(Extracted data entries)
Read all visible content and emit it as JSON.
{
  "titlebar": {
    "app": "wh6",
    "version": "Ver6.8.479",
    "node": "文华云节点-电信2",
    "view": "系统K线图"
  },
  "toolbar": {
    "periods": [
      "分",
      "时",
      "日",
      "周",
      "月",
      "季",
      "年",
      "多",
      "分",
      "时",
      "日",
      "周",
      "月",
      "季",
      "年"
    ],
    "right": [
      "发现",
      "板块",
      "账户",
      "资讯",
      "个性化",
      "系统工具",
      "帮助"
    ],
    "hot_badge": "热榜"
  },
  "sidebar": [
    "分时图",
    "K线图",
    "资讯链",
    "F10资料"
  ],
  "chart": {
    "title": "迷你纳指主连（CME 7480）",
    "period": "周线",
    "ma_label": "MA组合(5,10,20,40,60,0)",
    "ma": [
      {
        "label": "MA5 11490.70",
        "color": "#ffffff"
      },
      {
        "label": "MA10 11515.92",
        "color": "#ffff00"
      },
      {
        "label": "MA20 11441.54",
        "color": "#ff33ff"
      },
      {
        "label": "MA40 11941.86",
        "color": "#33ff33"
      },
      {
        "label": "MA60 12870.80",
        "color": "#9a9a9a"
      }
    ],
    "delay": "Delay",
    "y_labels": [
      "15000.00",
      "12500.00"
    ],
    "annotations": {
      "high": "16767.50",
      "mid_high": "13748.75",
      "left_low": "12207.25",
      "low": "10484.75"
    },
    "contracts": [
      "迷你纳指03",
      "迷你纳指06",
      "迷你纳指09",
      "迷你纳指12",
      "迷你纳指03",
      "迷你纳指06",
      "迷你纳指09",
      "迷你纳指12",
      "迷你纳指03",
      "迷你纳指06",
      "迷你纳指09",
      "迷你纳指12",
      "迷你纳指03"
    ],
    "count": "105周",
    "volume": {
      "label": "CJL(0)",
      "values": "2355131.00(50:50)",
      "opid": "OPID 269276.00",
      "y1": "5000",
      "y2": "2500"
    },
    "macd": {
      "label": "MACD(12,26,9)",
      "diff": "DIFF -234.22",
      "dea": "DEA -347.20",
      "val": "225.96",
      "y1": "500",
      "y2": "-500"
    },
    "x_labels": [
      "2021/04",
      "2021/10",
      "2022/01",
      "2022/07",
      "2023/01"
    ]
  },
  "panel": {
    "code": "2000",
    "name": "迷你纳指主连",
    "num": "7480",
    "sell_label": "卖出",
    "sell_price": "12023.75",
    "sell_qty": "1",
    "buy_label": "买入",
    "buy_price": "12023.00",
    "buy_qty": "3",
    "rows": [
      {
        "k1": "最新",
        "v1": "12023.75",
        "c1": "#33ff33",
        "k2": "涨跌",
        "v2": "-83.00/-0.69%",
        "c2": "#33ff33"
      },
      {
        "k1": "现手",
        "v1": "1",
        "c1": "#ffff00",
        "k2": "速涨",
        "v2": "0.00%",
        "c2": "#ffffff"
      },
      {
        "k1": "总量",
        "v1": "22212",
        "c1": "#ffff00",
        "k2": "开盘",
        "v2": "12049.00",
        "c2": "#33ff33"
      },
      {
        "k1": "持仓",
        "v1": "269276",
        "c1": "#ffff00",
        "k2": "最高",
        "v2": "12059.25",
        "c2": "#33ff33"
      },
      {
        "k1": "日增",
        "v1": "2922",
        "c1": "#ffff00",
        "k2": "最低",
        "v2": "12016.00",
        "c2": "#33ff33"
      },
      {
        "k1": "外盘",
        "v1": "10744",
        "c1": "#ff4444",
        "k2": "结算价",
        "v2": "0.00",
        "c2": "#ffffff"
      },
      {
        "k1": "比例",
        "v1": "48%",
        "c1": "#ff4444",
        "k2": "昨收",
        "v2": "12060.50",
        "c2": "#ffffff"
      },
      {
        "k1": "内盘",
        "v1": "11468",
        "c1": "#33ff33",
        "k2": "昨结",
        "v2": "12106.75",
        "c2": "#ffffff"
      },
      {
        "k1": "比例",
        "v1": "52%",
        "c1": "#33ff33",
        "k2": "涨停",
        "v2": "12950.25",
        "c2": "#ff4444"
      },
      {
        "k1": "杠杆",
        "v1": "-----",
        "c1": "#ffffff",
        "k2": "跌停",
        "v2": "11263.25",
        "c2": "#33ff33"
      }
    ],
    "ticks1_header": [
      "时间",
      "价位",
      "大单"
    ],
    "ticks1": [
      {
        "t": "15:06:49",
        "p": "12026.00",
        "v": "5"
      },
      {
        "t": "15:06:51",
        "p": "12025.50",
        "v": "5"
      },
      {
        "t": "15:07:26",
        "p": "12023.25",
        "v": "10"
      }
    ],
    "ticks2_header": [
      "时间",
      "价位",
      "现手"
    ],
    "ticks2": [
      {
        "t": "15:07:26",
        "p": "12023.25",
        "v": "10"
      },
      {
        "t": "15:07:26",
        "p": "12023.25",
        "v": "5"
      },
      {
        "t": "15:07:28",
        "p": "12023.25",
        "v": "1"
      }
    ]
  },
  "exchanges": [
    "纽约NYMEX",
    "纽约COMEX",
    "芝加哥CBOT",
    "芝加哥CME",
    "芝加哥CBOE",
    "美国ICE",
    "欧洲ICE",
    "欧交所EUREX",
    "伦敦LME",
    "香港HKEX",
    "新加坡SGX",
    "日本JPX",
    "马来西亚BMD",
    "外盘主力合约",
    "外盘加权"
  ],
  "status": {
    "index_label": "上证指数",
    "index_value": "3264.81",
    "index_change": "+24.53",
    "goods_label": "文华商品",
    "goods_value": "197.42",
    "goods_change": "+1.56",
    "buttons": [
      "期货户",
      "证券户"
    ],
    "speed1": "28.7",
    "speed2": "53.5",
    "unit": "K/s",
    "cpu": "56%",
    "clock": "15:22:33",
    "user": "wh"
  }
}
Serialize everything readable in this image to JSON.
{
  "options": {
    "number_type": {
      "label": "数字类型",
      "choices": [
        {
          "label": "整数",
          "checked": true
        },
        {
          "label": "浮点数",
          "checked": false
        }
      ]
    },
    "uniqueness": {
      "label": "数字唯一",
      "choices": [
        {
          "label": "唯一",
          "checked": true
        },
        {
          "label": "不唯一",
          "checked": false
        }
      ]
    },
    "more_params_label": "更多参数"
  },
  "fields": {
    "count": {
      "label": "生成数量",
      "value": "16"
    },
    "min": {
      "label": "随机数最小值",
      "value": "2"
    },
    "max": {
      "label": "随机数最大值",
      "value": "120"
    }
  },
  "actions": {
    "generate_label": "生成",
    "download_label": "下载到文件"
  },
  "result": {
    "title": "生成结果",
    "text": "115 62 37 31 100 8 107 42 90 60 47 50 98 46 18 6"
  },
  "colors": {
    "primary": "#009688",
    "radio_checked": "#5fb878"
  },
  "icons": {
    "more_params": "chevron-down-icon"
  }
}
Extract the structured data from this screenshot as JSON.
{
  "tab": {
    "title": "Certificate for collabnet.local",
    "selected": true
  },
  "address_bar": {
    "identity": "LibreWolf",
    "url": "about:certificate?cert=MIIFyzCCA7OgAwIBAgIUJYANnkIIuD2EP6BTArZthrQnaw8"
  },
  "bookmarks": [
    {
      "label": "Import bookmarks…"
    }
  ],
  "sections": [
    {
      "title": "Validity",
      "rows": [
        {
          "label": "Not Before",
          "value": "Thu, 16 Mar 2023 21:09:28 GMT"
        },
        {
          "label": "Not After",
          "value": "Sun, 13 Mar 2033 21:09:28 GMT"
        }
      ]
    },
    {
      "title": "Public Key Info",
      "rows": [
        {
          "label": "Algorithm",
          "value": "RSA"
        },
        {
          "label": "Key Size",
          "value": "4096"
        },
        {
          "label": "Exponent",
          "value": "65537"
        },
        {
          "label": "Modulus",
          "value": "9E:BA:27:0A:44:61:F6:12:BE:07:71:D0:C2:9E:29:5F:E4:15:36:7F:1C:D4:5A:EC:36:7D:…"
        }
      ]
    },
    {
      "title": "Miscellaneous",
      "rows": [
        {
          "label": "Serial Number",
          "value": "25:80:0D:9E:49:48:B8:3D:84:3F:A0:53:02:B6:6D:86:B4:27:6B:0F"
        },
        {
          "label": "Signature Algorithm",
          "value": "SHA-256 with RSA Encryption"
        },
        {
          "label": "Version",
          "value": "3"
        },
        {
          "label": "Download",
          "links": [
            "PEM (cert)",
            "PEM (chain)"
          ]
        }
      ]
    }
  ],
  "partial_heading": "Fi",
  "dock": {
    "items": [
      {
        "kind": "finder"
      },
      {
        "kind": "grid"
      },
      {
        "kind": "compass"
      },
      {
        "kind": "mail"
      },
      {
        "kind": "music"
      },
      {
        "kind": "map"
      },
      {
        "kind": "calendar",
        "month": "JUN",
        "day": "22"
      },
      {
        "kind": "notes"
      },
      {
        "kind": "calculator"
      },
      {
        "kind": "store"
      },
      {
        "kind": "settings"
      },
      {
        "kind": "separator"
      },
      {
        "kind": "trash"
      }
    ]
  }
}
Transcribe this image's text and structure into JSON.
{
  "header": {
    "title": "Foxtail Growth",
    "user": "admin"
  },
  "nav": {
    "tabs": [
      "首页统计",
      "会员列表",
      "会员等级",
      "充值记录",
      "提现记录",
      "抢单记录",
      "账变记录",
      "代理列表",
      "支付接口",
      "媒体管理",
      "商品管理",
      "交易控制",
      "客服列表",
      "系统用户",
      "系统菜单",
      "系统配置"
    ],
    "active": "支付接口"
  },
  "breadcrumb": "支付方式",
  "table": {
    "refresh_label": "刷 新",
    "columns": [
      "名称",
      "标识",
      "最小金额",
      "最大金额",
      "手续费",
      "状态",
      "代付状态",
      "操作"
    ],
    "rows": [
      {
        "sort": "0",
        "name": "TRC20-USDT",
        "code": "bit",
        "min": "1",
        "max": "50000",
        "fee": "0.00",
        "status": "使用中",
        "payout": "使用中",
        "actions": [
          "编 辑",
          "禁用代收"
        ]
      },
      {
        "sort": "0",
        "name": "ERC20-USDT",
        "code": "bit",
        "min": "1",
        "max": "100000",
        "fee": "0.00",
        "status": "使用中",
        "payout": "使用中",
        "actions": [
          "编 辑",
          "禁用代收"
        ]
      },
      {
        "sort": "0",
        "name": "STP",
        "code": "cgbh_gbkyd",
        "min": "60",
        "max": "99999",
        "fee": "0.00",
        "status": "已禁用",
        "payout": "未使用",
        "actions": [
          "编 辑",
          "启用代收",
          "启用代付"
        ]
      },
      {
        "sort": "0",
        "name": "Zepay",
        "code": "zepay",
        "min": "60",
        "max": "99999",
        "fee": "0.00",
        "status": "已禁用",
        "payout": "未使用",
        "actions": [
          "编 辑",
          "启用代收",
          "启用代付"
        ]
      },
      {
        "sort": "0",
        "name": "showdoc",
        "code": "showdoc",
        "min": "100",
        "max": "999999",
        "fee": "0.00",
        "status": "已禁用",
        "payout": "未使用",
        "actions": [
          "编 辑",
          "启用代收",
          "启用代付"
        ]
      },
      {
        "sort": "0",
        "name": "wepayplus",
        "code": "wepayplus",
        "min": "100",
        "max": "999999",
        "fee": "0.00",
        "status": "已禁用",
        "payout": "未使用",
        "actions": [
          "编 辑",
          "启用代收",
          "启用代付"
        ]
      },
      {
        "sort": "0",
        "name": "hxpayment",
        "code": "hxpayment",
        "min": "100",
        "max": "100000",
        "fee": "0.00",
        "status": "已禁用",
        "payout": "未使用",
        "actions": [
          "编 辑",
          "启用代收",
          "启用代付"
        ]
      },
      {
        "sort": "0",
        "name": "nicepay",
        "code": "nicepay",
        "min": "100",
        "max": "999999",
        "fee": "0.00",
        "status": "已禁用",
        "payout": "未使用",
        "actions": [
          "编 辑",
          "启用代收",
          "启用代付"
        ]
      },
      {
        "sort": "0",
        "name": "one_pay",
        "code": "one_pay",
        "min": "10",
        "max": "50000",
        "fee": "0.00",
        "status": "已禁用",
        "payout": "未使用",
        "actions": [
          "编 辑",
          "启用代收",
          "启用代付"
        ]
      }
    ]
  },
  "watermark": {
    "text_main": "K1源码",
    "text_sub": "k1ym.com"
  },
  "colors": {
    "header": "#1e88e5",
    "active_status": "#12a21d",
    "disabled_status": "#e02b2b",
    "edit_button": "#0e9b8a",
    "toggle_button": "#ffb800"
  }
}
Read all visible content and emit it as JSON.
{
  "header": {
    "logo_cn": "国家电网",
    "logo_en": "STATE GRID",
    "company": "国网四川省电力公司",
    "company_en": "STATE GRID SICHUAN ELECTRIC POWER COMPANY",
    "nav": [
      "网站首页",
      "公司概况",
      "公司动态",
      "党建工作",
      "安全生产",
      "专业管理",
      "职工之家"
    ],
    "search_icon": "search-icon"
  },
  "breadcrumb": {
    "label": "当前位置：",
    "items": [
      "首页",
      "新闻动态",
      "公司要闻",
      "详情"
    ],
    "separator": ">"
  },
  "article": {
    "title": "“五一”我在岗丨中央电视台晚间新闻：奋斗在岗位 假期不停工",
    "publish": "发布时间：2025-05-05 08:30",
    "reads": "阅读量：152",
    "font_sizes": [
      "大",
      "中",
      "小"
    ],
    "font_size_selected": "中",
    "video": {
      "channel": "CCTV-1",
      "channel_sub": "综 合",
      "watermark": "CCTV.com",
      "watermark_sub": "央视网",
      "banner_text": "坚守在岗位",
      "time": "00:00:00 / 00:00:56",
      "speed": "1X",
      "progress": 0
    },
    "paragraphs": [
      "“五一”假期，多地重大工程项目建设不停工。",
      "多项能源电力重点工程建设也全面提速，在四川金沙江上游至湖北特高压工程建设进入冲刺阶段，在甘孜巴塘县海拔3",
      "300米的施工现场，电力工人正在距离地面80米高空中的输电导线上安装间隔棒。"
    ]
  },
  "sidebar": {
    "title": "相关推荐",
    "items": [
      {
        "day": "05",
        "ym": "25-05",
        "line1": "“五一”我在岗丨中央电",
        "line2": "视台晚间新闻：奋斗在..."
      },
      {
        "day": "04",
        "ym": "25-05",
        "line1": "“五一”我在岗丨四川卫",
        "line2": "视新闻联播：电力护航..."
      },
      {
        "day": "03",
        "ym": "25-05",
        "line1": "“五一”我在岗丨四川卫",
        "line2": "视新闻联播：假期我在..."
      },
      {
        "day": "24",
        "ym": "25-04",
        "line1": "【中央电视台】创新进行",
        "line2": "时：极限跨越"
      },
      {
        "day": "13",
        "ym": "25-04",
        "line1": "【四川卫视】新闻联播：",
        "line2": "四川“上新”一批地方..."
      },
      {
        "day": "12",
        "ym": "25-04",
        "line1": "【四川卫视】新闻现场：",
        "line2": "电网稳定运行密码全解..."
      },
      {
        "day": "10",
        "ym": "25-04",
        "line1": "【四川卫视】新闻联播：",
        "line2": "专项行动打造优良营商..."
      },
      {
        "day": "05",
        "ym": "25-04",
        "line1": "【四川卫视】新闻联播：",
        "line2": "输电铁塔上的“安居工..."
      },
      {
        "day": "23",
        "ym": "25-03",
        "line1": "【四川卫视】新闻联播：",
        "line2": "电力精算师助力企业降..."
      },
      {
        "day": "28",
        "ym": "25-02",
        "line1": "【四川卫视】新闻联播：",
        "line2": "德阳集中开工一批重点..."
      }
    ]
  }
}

WHAT THE TASK ASKS. Determine how many lines of the listing above include the word "name", and report that number only.

EXERCISE SOLUTION. 10